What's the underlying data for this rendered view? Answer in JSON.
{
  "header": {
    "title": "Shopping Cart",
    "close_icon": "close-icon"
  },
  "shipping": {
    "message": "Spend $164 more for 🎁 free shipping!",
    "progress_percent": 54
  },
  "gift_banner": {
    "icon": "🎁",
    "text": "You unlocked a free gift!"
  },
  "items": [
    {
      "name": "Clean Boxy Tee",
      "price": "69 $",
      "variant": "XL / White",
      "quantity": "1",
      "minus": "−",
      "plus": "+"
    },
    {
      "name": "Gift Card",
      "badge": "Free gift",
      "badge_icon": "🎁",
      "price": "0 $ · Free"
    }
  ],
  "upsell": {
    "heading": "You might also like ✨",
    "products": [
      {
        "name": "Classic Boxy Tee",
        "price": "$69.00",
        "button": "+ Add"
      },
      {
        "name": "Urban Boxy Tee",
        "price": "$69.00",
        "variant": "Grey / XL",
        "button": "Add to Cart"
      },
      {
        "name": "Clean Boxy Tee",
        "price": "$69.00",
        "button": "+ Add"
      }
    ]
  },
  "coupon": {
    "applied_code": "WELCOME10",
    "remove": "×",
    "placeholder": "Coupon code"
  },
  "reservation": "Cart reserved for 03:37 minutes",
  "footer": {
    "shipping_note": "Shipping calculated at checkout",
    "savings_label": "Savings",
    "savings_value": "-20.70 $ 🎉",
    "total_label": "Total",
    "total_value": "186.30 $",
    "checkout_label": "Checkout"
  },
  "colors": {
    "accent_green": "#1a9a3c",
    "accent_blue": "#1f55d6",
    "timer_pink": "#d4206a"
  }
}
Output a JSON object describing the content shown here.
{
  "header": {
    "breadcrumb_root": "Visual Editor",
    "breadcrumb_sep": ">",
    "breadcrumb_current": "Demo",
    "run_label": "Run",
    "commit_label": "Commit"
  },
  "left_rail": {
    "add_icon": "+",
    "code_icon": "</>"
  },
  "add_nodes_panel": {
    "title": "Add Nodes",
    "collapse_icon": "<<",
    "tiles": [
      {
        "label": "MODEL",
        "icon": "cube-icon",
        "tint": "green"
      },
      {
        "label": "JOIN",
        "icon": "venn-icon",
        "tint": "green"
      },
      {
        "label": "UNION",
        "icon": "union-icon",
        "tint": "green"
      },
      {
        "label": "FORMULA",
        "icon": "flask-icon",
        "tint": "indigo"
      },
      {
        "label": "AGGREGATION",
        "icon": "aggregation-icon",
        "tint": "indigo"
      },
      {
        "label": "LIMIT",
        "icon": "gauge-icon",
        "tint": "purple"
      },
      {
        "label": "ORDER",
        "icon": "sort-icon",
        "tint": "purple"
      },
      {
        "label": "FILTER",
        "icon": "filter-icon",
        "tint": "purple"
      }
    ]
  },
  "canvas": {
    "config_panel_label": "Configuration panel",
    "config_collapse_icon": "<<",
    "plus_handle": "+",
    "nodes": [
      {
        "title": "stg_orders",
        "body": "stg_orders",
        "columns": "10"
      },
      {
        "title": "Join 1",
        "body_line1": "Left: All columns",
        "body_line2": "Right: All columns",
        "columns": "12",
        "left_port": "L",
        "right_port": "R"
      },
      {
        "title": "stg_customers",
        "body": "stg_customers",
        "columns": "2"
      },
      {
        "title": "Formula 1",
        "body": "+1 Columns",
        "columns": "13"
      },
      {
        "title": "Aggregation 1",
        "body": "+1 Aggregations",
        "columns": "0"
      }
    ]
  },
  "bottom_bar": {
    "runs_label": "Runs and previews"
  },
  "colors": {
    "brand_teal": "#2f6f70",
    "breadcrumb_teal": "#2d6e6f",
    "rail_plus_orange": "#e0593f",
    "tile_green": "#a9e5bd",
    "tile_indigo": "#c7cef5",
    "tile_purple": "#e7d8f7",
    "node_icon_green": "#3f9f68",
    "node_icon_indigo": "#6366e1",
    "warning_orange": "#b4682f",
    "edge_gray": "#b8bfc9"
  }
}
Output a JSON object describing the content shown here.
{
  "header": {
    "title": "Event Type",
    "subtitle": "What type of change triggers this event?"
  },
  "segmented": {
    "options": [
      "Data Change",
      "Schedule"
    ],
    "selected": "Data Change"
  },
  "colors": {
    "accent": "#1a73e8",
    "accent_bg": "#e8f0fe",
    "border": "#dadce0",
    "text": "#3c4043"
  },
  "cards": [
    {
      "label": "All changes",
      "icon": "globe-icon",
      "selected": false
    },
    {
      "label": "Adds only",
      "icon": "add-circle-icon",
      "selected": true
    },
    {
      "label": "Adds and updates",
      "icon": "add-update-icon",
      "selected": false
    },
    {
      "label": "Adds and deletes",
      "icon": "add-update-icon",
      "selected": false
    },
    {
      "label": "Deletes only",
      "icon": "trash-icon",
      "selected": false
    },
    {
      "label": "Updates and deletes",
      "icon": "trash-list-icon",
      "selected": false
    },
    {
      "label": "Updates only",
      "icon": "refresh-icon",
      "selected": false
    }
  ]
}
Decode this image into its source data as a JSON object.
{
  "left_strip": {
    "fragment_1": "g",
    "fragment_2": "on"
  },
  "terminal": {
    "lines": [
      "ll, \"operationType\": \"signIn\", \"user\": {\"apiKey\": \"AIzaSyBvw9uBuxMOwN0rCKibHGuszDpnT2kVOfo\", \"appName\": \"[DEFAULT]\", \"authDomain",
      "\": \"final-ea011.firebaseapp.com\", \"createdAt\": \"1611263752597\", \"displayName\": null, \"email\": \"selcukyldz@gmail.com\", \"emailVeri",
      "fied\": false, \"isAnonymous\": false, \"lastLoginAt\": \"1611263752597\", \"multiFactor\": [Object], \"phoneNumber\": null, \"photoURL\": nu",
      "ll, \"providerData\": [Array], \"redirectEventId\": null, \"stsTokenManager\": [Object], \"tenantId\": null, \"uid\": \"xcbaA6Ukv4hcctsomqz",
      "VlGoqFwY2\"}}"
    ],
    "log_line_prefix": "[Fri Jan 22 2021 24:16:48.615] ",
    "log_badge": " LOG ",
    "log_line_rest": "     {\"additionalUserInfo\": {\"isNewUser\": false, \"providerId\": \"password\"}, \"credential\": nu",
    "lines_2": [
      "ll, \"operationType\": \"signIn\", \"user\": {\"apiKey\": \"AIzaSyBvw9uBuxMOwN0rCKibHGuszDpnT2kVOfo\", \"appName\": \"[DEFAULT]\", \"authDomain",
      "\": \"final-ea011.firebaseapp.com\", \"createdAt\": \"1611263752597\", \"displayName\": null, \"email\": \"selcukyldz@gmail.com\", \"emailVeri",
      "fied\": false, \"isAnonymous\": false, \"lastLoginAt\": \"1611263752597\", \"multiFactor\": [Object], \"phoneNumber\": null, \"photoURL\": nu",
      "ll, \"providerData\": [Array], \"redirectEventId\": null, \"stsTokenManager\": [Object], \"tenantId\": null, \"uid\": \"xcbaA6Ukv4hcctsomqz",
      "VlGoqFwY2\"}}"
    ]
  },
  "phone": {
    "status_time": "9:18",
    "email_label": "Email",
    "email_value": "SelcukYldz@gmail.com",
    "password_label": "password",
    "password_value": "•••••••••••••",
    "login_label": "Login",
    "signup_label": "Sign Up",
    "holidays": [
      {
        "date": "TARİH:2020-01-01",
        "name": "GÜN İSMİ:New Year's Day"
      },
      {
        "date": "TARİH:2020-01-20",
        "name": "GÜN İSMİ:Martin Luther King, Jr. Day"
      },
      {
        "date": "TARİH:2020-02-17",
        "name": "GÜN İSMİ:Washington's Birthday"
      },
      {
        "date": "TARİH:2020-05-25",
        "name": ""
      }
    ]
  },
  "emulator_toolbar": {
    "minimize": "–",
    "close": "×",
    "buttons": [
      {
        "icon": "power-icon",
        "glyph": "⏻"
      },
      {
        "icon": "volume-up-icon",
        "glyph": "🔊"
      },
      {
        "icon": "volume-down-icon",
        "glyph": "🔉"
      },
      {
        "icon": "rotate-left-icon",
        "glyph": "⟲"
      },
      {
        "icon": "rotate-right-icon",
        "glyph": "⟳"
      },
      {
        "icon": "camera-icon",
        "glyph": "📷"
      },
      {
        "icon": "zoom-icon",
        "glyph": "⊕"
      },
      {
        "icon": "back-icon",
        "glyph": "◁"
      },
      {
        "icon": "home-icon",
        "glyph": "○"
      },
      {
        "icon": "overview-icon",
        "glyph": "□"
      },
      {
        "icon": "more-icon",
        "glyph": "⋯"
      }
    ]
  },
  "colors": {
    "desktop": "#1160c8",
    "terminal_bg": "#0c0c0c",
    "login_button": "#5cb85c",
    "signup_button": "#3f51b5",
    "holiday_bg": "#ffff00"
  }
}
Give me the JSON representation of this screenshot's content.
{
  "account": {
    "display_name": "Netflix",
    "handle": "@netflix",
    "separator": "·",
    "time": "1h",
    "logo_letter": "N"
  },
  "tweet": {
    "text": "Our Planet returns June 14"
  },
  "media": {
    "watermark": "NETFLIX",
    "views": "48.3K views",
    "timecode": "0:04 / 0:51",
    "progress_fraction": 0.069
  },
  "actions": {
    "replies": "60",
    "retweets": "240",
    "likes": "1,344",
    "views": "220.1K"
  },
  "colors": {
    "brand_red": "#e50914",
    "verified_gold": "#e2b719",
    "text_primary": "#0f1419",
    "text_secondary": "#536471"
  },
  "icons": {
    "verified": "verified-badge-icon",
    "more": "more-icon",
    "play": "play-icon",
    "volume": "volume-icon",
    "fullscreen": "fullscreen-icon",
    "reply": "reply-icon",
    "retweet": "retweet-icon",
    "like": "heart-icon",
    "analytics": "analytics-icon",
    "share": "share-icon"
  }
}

+++

EXERCISE DESCRIPTION —
Write out once more the lines above beginning at the line with "Give me the"; continue through the final line and stop there.

SOLUTION —
Give me the JSON representation of this screenshot's content.
{
  "account": {
    "display_name": "Netflix",
    "handle": "@netflix",
    "separator": "·",
    "time": "1h",
    "logo_letter": "N"
  },
  "tweet": {
    "text": "Our Planet returns June 14"
  },
  "media": {
    "watermark": "NETFLIX",
    "views": "48.3K views",
    "timecode": "0:04 / 0:51",
    "progress_fraction": 0.069
  },
  "actions": {
    "replies": "60",
    "retweets": "240",
    "likes": "1,344",
    "views": "220.1K"
  },
  "colors": {
    "brand_red": "#e50914",
    "verified_gold": "#e2b719",
    "text_primary": "#0f1419",
    "text_secondary": "#536471"
  },
  "icons": {
    "verified": "verified-badge-icon",
    "more": "more-icon",
    "play": "play-icon",
    "volume": "volume-icon",
    "fullscreen": "fullscreen-icon",
    "reply": "reply-icon",
    "retweet": "retweet-icon",
    "like": "heart-icon",
    "analytics": "analytics-icon",
    "share": "share-icon"
  }
}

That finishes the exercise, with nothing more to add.